| The exercise |
Please determine how many lines of the material include the word "enjeux", and respond with nothing but that number.

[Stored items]
—————
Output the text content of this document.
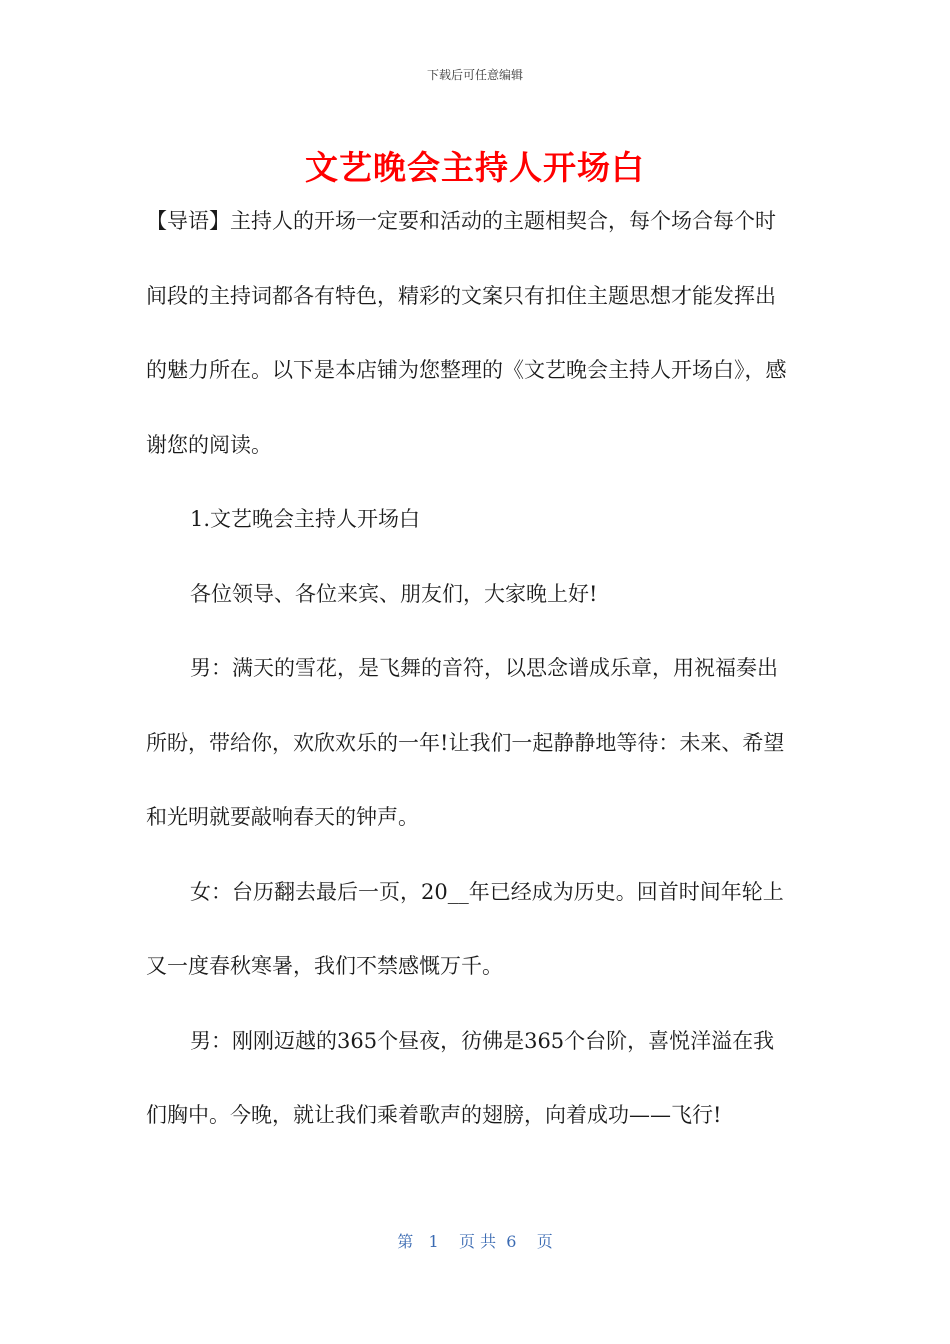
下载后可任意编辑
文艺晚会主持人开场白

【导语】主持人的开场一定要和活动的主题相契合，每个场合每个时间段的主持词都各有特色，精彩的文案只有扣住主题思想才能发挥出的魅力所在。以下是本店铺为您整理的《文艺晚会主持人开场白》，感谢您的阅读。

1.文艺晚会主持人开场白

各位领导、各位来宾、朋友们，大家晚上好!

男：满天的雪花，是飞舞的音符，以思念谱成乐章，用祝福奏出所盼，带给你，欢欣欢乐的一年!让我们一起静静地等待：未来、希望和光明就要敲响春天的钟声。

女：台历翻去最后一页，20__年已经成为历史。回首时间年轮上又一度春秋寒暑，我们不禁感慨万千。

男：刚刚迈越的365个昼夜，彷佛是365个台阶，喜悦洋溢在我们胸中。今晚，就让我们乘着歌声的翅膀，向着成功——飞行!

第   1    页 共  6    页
—————
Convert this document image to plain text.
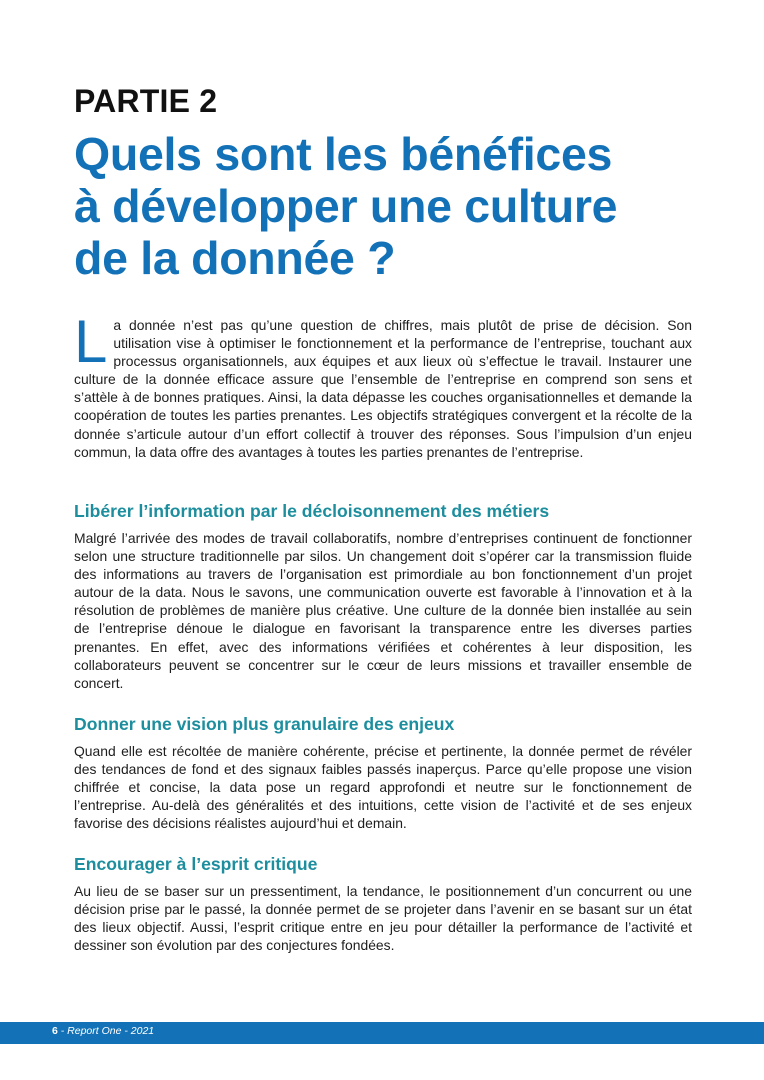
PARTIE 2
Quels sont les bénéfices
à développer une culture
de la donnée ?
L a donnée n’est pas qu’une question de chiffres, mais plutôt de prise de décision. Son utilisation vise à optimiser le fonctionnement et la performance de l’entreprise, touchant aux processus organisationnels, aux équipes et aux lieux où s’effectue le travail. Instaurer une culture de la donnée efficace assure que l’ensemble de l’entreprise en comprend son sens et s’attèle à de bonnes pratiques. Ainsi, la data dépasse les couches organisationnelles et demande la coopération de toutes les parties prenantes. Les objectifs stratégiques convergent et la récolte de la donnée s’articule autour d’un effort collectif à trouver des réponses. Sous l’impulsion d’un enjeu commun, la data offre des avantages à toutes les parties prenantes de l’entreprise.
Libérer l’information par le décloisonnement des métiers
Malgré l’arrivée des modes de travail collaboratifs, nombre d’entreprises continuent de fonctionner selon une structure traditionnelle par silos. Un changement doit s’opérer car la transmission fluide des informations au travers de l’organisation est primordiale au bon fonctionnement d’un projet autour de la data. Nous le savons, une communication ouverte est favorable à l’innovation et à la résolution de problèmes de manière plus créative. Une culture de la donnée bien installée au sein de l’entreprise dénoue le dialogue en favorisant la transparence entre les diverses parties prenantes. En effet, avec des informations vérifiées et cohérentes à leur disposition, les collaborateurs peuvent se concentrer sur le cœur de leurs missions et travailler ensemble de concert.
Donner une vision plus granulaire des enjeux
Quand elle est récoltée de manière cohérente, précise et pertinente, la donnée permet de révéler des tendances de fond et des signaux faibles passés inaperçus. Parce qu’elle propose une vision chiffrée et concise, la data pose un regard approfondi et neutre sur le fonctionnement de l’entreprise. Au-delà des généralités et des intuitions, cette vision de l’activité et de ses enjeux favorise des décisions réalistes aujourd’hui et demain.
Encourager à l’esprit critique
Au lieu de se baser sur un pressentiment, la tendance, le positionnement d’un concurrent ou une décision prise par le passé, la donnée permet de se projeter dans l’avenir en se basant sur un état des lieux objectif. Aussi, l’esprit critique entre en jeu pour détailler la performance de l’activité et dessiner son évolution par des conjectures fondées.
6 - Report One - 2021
—————
| Exercise solution |
2